** Begin Dataset excerpts **
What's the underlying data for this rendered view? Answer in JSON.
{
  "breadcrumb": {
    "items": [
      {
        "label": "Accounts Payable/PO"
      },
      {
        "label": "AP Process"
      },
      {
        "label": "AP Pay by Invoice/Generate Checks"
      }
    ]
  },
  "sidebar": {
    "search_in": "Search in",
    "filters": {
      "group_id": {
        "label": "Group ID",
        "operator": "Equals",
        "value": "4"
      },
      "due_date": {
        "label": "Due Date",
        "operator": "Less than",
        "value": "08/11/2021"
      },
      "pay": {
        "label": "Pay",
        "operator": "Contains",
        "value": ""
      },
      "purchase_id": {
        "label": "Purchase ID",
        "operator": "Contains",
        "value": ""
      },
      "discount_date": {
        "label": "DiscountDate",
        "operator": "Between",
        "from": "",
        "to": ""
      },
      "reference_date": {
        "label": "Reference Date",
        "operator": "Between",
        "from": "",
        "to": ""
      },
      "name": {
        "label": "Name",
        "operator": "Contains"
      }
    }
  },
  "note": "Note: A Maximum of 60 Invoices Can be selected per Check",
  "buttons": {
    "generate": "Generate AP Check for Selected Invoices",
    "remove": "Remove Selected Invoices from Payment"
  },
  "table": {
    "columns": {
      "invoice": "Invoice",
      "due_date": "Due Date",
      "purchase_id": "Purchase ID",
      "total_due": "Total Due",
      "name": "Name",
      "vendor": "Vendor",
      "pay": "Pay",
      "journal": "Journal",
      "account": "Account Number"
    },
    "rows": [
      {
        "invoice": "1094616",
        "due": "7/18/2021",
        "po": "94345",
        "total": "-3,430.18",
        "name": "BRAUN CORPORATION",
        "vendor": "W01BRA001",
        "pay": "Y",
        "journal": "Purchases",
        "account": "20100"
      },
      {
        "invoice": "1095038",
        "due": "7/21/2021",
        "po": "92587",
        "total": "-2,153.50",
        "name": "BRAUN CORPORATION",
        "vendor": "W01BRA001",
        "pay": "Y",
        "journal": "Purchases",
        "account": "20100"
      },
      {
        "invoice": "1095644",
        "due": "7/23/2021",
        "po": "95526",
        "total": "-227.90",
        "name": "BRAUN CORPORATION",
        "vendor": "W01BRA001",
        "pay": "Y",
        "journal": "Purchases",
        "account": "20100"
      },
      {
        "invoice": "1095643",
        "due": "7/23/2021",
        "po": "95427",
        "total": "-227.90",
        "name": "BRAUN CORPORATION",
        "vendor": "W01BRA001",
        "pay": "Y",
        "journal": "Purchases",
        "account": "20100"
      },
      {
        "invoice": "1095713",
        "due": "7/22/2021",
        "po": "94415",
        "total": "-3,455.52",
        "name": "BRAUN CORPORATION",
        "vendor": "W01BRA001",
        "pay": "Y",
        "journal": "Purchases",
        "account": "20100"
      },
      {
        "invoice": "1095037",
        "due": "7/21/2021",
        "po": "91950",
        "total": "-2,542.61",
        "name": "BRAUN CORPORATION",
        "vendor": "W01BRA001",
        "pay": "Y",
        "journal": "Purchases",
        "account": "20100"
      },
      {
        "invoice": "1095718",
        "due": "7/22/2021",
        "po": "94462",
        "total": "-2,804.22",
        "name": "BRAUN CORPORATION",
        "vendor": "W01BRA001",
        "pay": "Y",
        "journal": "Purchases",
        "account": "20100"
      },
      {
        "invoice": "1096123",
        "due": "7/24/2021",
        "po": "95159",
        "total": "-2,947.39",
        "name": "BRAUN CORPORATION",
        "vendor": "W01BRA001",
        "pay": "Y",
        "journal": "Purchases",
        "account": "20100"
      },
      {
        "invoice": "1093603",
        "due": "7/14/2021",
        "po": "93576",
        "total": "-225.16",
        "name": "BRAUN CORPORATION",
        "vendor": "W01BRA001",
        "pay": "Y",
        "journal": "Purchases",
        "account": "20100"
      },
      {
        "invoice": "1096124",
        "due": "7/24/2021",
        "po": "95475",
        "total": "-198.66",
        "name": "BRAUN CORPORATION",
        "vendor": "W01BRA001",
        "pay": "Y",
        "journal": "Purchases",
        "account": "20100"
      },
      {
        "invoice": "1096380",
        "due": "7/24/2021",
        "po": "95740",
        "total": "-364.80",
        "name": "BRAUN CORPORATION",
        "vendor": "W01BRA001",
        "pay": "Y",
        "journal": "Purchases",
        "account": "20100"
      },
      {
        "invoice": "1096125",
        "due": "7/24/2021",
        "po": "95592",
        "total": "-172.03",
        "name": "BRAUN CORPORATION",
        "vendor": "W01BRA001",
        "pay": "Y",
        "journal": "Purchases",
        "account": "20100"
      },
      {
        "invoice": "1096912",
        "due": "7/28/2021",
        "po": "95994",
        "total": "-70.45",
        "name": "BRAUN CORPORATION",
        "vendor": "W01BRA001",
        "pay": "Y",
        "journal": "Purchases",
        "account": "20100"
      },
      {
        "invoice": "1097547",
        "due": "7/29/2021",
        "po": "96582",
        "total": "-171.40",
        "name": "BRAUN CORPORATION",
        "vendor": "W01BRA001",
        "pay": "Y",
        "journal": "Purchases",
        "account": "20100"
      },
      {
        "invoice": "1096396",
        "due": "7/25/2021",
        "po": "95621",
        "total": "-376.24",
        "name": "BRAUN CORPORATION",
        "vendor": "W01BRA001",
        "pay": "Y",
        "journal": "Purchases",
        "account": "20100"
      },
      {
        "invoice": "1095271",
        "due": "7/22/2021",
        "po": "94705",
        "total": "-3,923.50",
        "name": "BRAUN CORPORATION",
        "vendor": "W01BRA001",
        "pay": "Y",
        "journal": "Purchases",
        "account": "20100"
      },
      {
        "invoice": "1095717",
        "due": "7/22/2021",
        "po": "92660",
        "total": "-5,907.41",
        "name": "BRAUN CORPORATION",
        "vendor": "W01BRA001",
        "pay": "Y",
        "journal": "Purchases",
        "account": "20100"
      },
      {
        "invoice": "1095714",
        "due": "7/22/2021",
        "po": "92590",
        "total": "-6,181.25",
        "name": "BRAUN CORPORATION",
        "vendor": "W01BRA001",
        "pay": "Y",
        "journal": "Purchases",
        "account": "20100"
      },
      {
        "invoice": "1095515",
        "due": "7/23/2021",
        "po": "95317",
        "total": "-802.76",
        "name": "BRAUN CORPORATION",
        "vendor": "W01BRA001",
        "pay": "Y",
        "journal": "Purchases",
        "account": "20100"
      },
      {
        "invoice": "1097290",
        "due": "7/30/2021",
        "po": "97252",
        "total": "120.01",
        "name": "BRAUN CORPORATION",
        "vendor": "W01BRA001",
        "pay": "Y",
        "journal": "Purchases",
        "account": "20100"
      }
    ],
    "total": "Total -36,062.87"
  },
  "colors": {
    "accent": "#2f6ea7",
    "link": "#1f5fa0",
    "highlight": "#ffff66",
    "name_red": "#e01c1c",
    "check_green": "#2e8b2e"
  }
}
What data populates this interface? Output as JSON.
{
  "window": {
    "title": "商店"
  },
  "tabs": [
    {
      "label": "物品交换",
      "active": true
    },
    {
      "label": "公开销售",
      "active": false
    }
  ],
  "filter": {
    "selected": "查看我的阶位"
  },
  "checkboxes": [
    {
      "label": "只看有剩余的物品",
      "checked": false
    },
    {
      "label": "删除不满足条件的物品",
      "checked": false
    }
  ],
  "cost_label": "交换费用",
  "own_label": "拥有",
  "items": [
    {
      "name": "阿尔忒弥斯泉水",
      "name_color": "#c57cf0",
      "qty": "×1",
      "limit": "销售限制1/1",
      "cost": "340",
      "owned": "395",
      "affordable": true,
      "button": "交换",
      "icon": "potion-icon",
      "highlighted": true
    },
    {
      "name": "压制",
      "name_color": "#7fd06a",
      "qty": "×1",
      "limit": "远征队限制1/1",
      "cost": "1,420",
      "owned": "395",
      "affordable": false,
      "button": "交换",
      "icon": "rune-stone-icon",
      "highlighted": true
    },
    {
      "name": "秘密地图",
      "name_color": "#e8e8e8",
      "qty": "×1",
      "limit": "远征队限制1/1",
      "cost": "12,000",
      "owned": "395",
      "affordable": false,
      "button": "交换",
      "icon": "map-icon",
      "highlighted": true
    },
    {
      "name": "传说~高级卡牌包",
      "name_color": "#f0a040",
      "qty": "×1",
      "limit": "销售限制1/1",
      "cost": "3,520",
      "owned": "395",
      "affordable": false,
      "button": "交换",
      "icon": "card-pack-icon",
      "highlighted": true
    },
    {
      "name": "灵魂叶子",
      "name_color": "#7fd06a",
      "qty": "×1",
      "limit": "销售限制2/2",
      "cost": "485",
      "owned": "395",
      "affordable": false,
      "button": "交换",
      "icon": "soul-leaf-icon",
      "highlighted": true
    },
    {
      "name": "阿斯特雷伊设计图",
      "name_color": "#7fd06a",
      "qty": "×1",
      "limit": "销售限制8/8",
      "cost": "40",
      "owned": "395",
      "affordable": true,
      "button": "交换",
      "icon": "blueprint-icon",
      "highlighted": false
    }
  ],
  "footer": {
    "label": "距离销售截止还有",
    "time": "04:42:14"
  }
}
** End Dataset excerpts **
### Brief:
Look through the entries above; copy each line where the string "operator" appears.

### Reply:
        "operator": "Equals",
        "operator": "Less than",
        "operator": "Contains",
        "operator": "Contains",
        "operator": "Between",
        "operator": "Between",
        "operator": "Contains"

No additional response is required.